• _STATED TASK_
Count how many lines in the rows below contain the string "println", treating uppercase and lowercase as different. Reply with the number alone.

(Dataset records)
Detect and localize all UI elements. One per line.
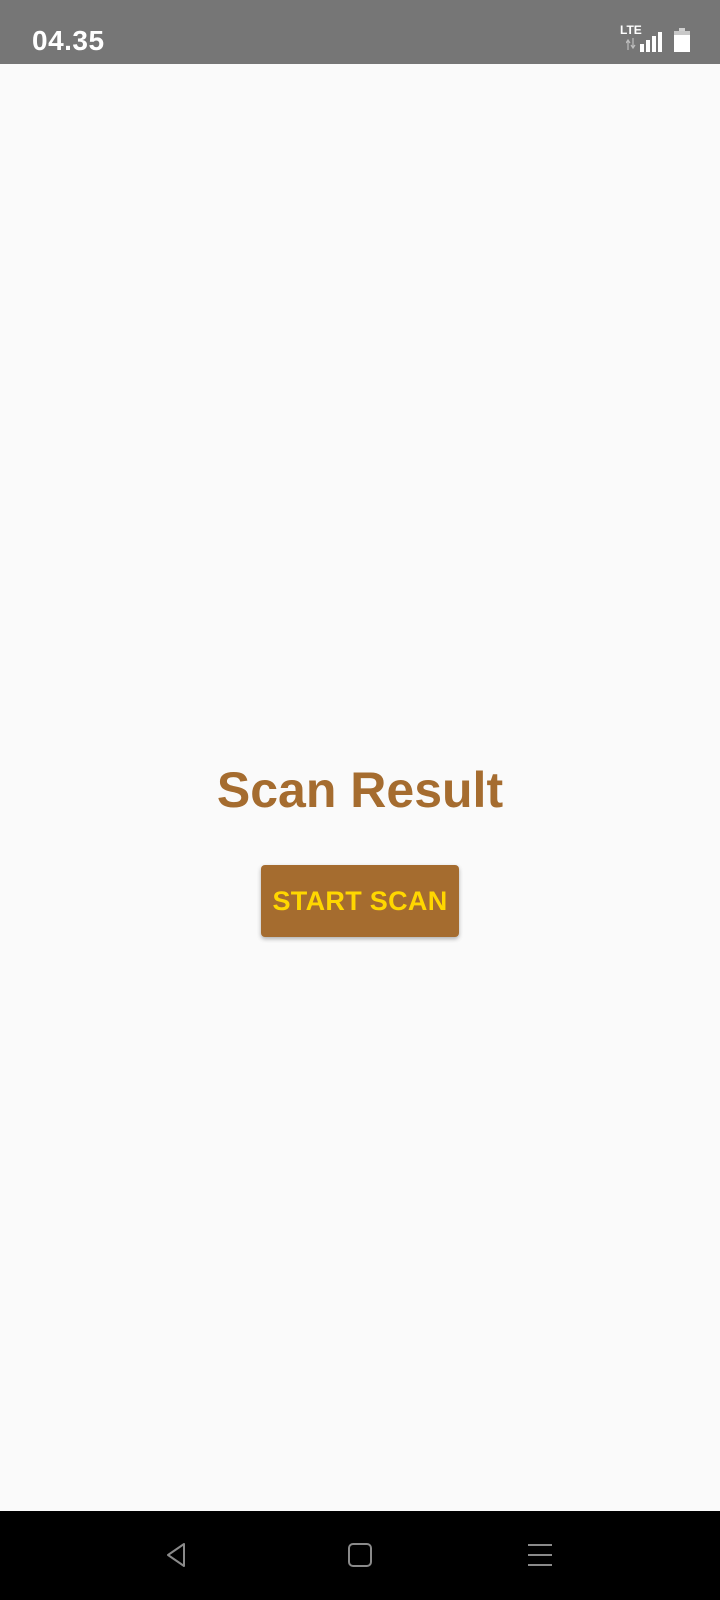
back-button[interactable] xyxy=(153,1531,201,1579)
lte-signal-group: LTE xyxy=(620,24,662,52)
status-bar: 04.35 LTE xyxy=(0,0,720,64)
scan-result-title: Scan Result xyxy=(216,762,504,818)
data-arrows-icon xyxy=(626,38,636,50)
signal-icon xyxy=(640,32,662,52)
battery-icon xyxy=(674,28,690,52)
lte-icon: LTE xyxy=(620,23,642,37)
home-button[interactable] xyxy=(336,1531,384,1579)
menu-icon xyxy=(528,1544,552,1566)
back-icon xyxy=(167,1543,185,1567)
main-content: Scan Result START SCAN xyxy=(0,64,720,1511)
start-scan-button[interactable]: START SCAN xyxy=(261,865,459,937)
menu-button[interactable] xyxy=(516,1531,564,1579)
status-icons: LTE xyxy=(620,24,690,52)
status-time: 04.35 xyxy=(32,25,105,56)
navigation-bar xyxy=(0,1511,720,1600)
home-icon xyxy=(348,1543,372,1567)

* * *

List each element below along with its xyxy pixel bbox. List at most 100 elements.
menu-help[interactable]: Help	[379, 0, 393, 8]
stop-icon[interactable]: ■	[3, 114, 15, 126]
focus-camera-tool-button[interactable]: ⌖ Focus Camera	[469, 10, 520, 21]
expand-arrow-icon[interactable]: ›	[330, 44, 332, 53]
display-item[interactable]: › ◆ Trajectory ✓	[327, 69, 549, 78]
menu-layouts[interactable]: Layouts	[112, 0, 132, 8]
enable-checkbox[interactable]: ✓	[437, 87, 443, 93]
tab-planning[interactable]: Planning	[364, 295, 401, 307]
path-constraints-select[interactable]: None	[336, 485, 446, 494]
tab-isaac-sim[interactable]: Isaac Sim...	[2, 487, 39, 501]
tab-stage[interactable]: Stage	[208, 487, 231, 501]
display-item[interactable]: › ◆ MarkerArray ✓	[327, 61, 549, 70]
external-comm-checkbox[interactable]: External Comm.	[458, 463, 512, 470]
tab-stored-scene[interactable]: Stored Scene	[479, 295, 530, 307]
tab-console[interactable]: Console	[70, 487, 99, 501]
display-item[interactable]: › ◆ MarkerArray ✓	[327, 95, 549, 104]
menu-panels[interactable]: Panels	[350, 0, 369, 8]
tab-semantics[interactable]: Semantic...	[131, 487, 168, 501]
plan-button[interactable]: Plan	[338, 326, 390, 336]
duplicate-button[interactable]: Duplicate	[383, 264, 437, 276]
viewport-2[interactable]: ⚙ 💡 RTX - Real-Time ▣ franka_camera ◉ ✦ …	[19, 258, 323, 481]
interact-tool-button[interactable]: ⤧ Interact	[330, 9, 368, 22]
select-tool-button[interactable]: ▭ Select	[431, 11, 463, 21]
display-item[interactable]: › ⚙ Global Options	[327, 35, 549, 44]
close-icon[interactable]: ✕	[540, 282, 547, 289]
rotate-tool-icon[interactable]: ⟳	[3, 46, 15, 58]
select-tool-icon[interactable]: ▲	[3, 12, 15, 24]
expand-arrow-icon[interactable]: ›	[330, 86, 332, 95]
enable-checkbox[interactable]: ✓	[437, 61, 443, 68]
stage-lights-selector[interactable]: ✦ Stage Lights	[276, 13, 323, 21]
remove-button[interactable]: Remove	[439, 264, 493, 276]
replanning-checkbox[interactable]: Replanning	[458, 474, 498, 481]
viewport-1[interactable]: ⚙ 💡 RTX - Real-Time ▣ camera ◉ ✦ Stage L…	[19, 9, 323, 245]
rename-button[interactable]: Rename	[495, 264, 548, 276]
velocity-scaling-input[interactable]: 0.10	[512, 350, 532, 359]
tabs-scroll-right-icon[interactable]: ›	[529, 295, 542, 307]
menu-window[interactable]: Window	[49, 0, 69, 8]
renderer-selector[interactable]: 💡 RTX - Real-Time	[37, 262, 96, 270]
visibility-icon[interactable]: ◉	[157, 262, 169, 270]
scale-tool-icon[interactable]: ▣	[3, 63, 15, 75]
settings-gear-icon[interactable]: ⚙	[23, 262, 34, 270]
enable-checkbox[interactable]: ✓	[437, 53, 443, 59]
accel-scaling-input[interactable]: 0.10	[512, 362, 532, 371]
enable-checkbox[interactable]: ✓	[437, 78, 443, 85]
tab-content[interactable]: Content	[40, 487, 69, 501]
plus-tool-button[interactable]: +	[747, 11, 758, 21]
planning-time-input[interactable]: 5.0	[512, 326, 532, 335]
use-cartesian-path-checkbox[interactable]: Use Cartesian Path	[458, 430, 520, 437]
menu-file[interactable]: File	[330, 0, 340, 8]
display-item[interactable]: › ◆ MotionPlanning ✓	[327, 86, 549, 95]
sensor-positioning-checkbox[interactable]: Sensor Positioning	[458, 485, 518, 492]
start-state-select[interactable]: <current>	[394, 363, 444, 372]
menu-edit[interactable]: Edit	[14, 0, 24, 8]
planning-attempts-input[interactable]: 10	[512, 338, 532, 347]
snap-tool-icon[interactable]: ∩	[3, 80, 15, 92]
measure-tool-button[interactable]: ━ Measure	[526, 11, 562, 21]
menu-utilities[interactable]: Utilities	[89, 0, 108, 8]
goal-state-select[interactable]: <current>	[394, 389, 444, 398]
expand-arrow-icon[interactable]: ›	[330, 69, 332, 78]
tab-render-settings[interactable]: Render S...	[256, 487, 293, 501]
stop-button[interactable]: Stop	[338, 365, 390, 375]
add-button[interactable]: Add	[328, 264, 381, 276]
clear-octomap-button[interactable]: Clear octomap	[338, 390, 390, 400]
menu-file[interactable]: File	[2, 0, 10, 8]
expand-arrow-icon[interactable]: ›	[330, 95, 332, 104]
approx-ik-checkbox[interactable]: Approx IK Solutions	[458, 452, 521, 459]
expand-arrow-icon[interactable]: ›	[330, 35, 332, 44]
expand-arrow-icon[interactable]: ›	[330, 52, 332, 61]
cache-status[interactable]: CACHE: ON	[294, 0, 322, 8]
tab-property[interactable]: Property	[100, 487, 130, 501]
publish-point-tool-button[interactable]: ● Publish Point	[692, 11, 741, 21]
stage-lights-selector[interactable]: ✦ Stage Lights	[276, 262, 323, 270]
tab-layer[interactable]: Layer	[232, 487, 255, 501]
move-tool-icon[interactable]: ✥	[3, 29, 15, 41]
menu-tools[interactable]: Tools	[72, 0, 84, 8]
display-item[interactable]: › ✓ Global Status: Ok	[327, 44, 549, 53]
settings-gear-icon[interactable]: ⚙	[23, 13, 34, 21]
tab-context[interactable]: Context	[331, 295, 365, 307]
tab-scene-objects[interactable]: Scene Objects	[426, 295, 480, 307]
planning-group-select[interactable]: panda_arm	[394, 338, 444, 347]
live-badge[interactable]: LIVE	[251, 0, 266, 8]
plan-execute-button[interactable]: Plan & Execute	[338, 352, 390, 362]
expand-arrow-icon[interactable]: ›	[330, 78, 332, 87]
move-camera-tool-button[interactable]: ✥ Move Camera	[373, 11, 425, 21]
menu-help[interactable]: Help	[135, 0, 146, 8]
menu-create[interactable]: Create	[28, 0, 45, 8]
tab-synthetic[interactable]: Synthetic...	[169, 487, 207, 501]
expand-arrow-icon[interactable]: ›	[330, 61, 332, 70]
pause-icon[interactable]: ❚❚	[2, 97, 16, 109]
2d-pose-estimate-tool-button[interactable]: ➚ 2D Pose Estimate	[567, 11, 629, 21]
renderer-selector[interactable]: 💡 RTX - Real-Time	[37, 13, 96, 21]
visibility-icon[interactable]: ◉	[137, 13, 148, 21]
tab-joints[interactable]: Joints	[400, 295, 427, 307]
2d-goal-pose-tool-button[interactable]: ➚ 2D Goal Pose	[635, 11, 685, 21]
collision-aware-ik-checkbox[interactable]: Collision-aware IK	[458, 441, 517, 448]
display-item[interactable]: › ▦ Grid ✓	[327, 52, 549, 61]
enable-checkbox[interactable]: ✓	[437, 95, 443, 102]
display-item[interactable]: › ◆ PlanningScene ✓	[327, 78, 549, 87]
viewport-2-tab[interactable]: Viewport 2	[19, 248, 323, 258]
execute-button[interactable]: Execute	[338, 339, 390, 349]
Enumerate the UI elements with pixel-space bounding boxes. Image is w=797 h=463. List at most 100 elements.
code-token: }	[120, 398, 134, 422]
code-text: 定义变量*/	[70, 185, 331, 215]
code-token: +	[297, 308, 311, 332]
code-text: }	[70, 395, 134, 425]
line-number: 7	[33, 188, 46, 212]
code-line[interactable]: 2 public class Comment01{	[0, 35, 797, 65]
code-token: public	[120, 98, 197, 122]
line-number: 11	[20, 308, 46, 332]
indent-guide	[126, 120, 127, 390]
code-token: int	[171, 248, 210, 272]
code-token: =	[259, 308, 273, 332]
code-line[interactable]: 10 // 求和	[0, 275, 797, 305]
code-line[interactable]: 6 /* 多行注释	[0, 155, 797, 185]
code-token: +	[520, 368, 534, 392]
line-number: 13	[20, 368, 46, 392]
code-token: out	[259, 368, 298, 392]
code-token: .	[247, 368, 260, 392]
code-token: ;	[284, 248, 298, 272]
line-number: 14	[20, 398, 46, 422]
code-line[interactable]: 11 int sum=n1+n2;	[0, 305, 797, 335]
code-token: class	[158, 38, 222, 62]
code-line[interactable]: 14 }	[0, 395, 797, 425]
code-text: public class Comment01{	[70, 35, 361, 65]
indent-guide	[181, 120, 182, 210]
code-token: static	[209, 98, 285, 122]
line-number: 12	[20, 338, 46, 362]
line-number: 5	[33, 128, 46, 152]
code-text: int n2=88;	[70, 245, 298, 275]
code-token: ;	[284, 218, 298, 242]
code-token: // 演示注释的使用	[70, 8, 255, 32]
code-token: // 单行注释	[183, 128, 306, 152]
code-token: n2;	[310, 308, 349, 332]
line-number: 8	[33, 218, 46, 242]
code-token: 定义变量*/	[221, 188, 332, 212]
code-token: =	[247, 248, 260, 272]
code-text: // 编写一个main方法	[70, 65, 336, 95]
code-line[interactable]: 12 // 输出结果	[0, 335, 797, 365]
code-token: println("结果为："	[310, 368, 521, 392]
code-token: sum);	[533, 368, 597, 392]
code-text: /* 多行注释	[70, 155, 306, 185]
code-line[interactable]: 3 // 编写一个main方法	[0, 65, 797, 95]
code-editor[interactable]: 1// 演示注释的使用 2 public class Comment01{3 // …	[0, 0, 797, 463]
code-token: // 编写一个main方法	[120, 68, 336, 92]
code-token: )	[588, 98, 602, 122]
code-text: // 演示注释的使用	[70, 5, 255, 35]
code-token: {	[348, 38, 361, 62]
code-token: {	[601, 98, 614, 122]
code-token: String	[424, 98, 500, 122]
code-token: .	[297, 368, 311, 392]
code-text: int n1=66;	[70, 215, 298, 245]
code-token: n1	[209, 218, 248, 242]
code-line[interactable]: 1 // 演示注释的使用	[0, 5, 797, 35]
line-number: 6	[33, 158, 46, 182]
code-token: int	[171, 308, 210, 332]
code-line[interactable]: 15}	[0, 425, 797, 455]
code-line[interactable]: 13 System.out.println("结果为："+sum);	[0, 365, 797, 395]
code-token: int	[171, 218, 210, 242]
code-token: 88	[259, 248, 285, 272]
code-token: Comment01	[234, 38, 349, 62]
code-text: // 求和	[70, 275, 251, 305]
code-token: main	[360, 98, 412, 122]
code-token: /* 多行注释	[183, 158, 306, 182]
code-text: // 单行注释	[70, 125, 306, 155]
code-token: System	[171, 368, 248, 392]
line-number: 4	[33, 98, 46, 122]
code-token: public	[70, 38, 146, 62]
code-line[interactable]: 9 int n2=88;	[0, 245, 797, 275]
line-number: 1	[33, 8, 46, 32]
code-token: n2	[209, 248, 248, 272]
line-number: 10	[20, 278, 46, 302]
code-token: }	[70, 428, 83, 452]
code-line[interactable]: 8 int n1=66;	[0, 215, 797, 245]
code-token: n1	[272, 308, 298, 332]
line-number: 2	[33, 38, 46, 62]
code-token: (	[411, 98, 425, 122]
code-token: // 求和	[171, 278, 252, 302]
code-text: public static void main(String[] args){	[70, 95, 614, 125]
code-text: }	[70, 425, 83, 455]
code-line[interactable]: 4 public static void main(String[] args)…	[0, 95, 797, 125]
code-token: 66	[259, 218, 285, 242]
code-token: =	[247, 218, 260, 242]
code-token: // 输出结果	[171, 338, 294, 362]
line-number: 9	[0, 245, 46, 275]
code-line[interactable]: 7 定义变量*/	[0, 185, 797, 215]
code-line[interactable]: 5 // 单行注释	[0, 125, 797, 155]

• _FINISHED ANSWER_
2